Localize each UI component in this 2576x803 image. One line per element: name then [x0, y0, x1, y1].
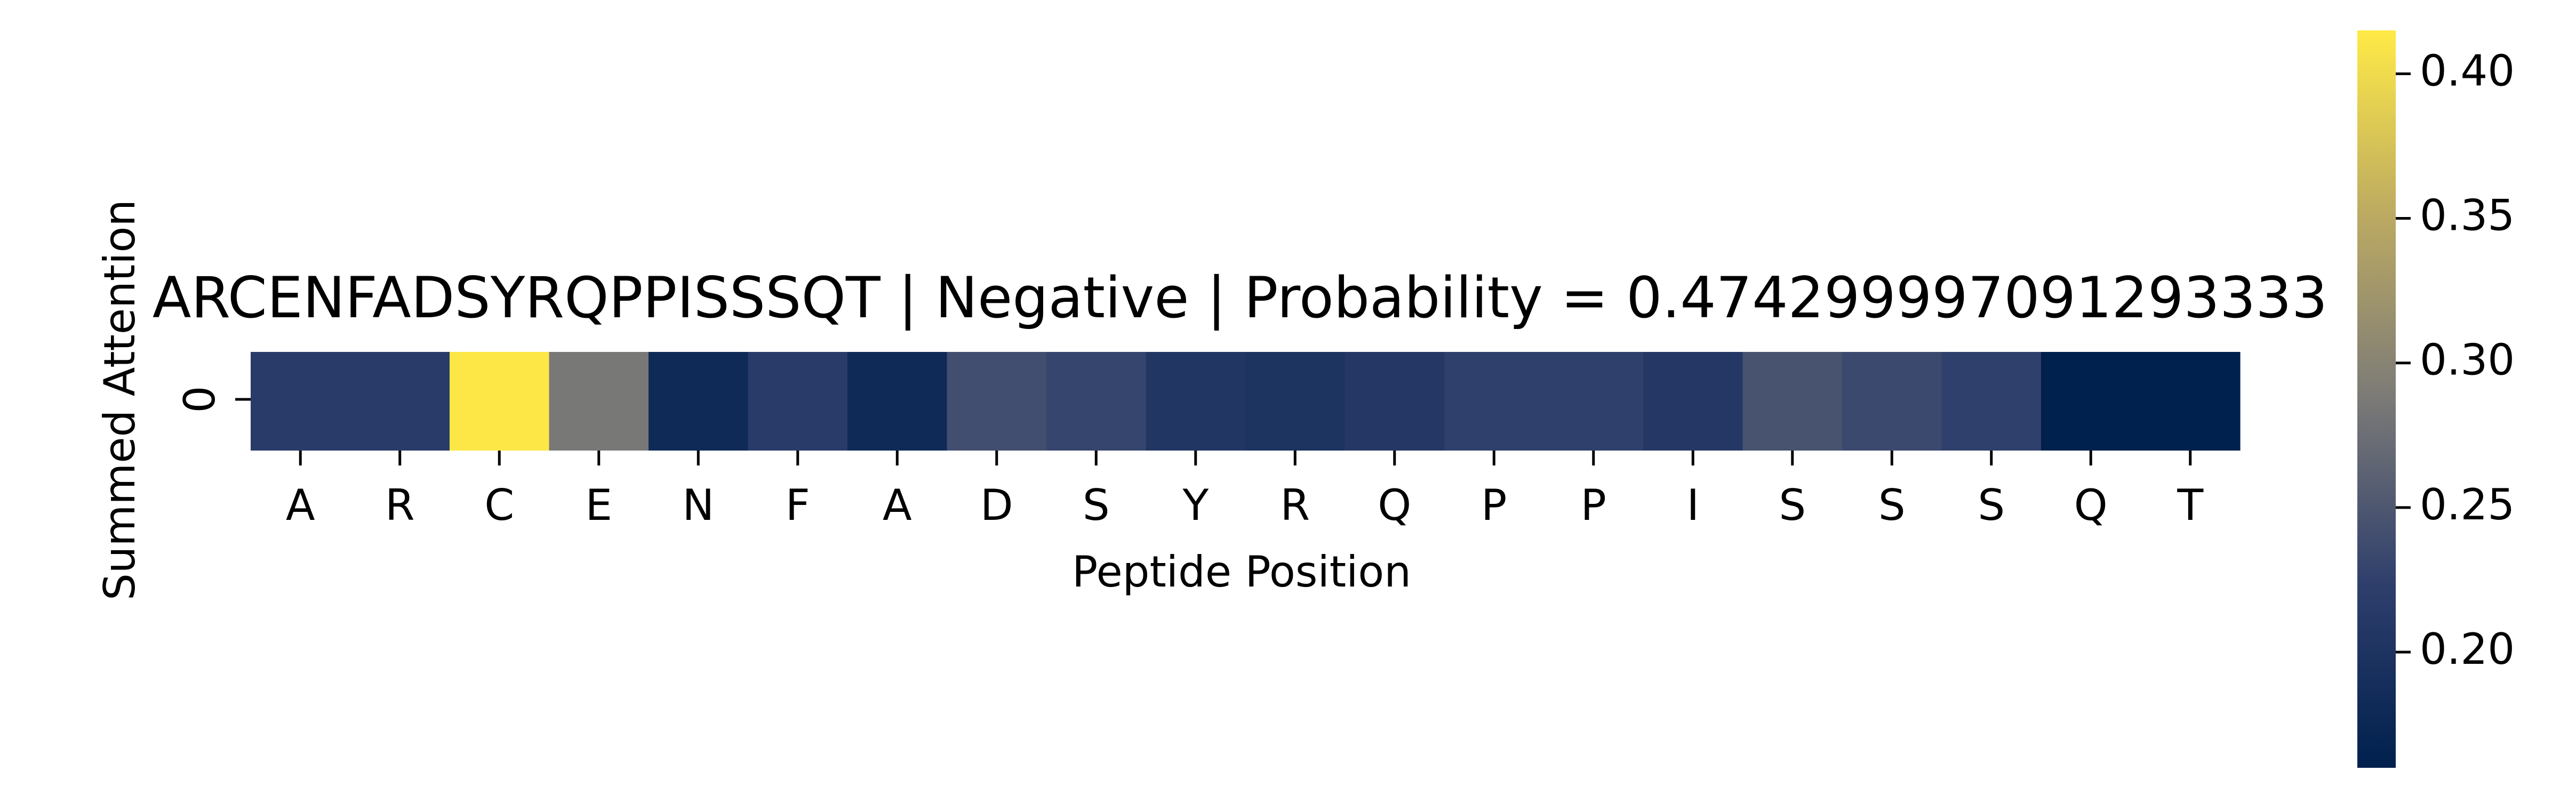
heatmap-cell: [450, 352, 550, 451]
heatmap-cell: [1941, 352, 2042, 451]
heatmap-cell: [649, 352, 749, 451]
x-tick-label: D: [980, 480, 1013, 530]
colorbar-tick-label: 0.40: [2420, 46, 2515, 95]
x-tick-label: R: [1280, 480, 1310, 530]
y-axis-label: Summed Attention: [95, 199, 145, 600]
heatmap-cell: [1444, 352, 1545, 451]
x-tick-label: P: [1481, 480, 1507, 530]
heatmap-cell: [2140, 352, 2241, 451]
heatmap-cell: [350, 352, 450, 451]
x-tick-label: F: [786, 480, 810, 530]
colorbar-tick-label: 0.30: [2420, 335, 2515, 385]
heatmap-cell: [1543, 352, 1644, 451]
x-tick-label: Q: [2074, 480, 2108, 530]
heatmap-cell: [1146, 352, 1246, 451]
colorbar-gradient: [2357, 30, 2396, 768]
heatmap-cell: [1842, 352, 1942, 451]
heatmap-cell: [2041, 352, 2141, 451]
heatmap-cell: [947, 352, 1047, 451]
heatmap-cell: [1345, 352, 1445, 451]
colorbar-ticks: 0.20 0.25 0.30 0.35 0.40: [2396, 46, 2515, 674]
x-tick-label: N: [682, 480, 714, 530]
x-tick-label: T: [2177, 480, 2204, 530]
chart-title: ARCENFADSYRQPPISSSQT | Negative | Probab…: [153, 265, 2327, 331]
heatmap-cell: [251, 352, 351, 451]
y-axis: 0 Summed Attention: [95, 199, 251, 600]
heatmap-cell: [748, 352, 848, 451]
x-tick-label: A: [883, 480, 912, 530]
x-tick-label: Q: [1378, 480, 1411, 530]
colorbar-tick-label: 0.25: [2420, 480, 2515, 529]
heatmap-cell: [1046, 352, 1147, 451]
heatmap-cell: [1245, 352, 1346, 451]
x-tick-label: S: [1779, 480, 1806, 530]
x-tick-label: E: [585, 480, 612, 530]
x-tick-label: S: [1978, 480, 2005, 530]
heatmap-cells: [251, 352, 2241, 451]
x-axis-label: Peptide Position: [1072, 547, 1411, 597]
heatmap-cell: [1742, 352, 1843, 451]
x-tick-label: C: [484, 480, 514, 530]
x-tick-label: Y: [1182, 480, 1209, 530]
x-tick-label: A: [286, 480, 315, 530]
x-tick-label: S: [1083, 480, 1110, 530]
heatmap-cell: [549, 352, 649, 451]
colorbar-tick-label: 0.20: [2420, 624, 2515, 674]
x-tick-label: R: [385, 480, 415, 530]
heatmap-cell: [847, 352, 948, 451]
colorbar: 0.20 0.25 0.30 0.35 0.40: [2357, 30, 2515, 768]
x-tick-label: S: [1878, 480, 1906, 530]
y-tick-label: 0: [175, 386, 225, 413]
colorbar-tick-label: 0.35: [2420, 190, 2515, 240]
x-tick-label: I: [1686, 480, 1699, 530]
heatmap-cell: [1643, 352, 1743, 451]
x-tick-label: P: [1581, 480, 1606, 530]
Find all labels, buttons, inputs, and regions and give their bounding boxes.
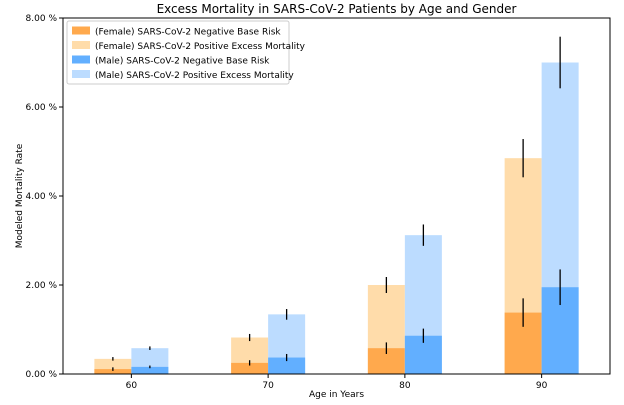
y-tick-label: 6.00 %: [26, 103, 58, 113]
y-tick-label: 0.00 %: [26, 370, 58, 380]
legend-entry: (Female) SARS-CoV-2 Positive Excess Mort…: [95, 42, 306, 52]
legend-swatch: [72, 26, 90, 35]
legend: (Female) SARS-CoV-2 Negative Base Risk (F…: [66, 20, 306, 85]
female-base-bar: [231, 362, 269, 374]
x-axis-label: Age in Years: [309, 390, 364, 400]
x-tick-label: 60: [126, 381, 138, 391]
male-base-bar: [131, 366, 169, 374]
male-base-bar: [268, 357, 306, 374]
legend-box: [66, 20, 290, 85]
y-tick-label: 4.00 %: [26, 192, 58, 202]
legend-entry: (Male) SARS-CoV-2 Positive Excess Mortal…: [95, 71, 294, 81]
legend-entry: (Male) SARS-CoV-2 Negative Base Risk: [95, 57, 270, 67]
legend-swatch: [72, 55, 90, 64]
x-tick-label: 80: [399, 381, 411, 391]
y-axis-label: Modeled Mortality Rate: [15, 143, 25, 248]
bars-layer: [94, 62, 579, 374]
female-base-bar: [94, 369, 132, 374]
x-tick-label: 90: [536, 381, 548, 391]
x-tick-label: 70: [262, 381, 274, 391]
chart-title: Excess Mortality in SARS-CoV-2 Patients …: [157, 2, 517, 16]
error-bars-layer: [112, 36, 561, 371]
legend-swatch: [72, 70, 90, 78]
y-axis-ticks: 0.00 % 2.00 % 4.00 % 6.00 % 8.00 %: [26, 14, 63, 380]
legend-swatch: [72, 41, 90, 49]
y-tick-label: 8.00 %: [26, 14, 58, 24]
legend-entry: (Female) SARS-CoV-2 Negative Base Risk: [95, 28, 281, 38]
y-tick-label: 2.00 %: [26, 281, 58, 291]
x-axis-ticks: 60 70 80 90: [126, 374, 548, 391]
※ ※ ※
▶ [Work to complete] Please return the lines above exactly, with the pictures omitted.

▶ [Written answer]
Localize each UI component in this 2576x803 image. One line per element: name then [x0, y0, x1, y1].
heatmap-cell: [450, 352, 550, 451]
heatmap-cell: [1941, 352, 2042, 451]
heatmap-cell: [649, 352, 749, 451]
x-tick-label: D: [980, 480, 1013, 530]
colorbar-tick-label: 0.40: [2420, 46, 2515, 95]
x-tick-label: R: [1280, 480, 1310, 530]
y-axis-label: Summed Attention: [95, 199, 145, 600]
heatmap-cell: [1444, 352, 1545, 451]
x-tick-label: P: [1481, 480, 1507, 530]
heatmap-cell: [2140, 352, 2241, 451]
heatmap-cell: [350, 352, 450, 451]
x-tick-label: F: [786, 480, 810, 530]
colorbar-tick-label: 0.30: [2420, 335, 2515, 385]
heatmap-cell: [1543, 352, 1644, 451]
x-tick-label: Q: [2074, 480, 2108, 530]
heatmap-cell: [1146, 352, 1246, 451]
colorbar-gradient: [2357, 30, 2396, 768]
heatmap-cell: [1842, 352, 1942, 451]
heatmap-cell: [2041, 352, 2141, 451]
heatmap-cell: [947, 352, 1047, 451]
heatmap-cell: [1345, 352, 1445, 451]
colorbar-ticks: 0.20 0.25 0.30 0.35 0.40: [2396, 46, 2515, 674]
x-tick-label: N: [682, 480, 714, 530]
x-tick-label: T: [2177, 480, 2204, 530]
chart-title: ARCENFADSYRQPPISSSQT | Negative | Probab…: [153, 265, 2327, 331]
heatmap-cell: [251, 352, 351, 451]
y-axis: 0 Summed Attention: [95, 199, 251, 600]
heatmap-cell: [748, 352, 848, 451]
x-tick-label: A: [883, 480, 912, 530]
x-tick-label: Q: [1378, 480, 1411, 530]
colorbar-tick-label: 0.25: [2420, 480, 2515, 529]
heatmap-cell: [1046, 352, 1147, 451]
heatmap-cell: [1245, 352, 1346, 451]
x-tick-label: S: [1779, 480, 1806, 530]
x-tick-label: E: [585, 480, 612, 530]
x-tick-label: S: [1978, 480, 2005, 530]
heatmap-cells: [251, 352, 2241, 451]
x-axis-label: Peptide Position: [1072, 547, 1411, 597]
heatmap-cell: [1742, 352, 1843, 451]
x-tick-label: C: [484, 480, 514, 530]
x-tick-label: Y: [1182, 480, 1209, 530]
x-tick-label: A: [286, 480, 315, 530]
x-tick-label: S: [1083, 480, 1110, 530]
heatmap-cell: [549, 352, 649, 451]
colorbar-tick-label: 0.20: [2420, 624, 2515, 674]
x-tick-label: R: [385, 480, 415, 530]
heatmap-cell: [847, 352, 948, 451]
colorbar: 0.20 0.25 0.30 0.35 0.40: [2357, 30, 2515, 768]
x-tick-label: S: [1878, 480, 1906, 530]
y-tick-label: 0: [175, 386, 225, 413]
colorbar-tick-label: 0.35: [2420, 190, 2515, 240]
x-tick-label: I: [1686, 480, 1699, 530]
heatmap-cell: [1643, 352, 1743, 451]
x-tick-label: P: [1581, 480, 1606, 530]
Find all labels, buttons, inputs, and regions and give their bounding boxes.
y-tick-label: 6.00 %: [26, 103, 58, 113]
y-tick-label: 0.00 %: [26, 370, 58, 380]
legend-entry: (Female) SARS-CoV-2 Positive Excess Mort…: [95, 42, 306, 52]
legend-swatch: [72, 26, 90, 35]
legend: (Female) SARS-CoV-2 Negative Base Risk (F…: [66, 20, 306, 85]
female-base-bar: [231, 362, 269, 374]
x-axis-label: Age in Years: [309, 390, 364, 400]
x-tick-label: 60: [126, 381, 138, 391]
male-base-bar: [131, 366, 169, 374]
male-base-bar: [268, 357, 306, 374]
legend-box: [66, 20, 290, 85]
y-tick-label: 4.00 %: [26, 192, 58, 202]
legend-entry: (Male) SARS-CoV-2 Positive Excess Mortal…: [95, 71, 294, 81]
legend-entry: (Male) SARS-CoV-2 Negative Base Risk: [95, 57, 270, 67]
legend-swatch: [72, 55, 90, 64]
x-tick-label: 80: [399, 381, 411, 391]
y-axis-label: Modeled Mortality Rate: [15, 143, 25, 248]
bars-layer: [94, 62, 579, 374]
female-base-bar: [94, 369, 132, 374]
x-tick-label: 90: [536, 381, 548, 391]
x-tick-label: 70: [262, 381, 274, 391]
chart-title: Excess Mortality in SARS-CoV-2 Patients …: [157, 2, 517, 16]
error-bars-layer: [112, 36, 561, 371]
legend-swatch: [72, 70, 90, 78]
y-axis-ticks: 0.00 % 2.00 % 4.00 % 6.00 % 8.00 %: [26, 14, 63, 380]
legend-swatch: [72, 41, 90, 49]
y-tick-label: 8.00 %: [26, 14, 58, 24]
legend-entry: (Female) SARS-CoV-2 Negative Base Risk: [95, 28, 281, 38]
y-tick-label: 2.00 %: [26, 281, 58, 291]
x-axis-ticks: 60 70 80 90: [126, 374, 548, 391]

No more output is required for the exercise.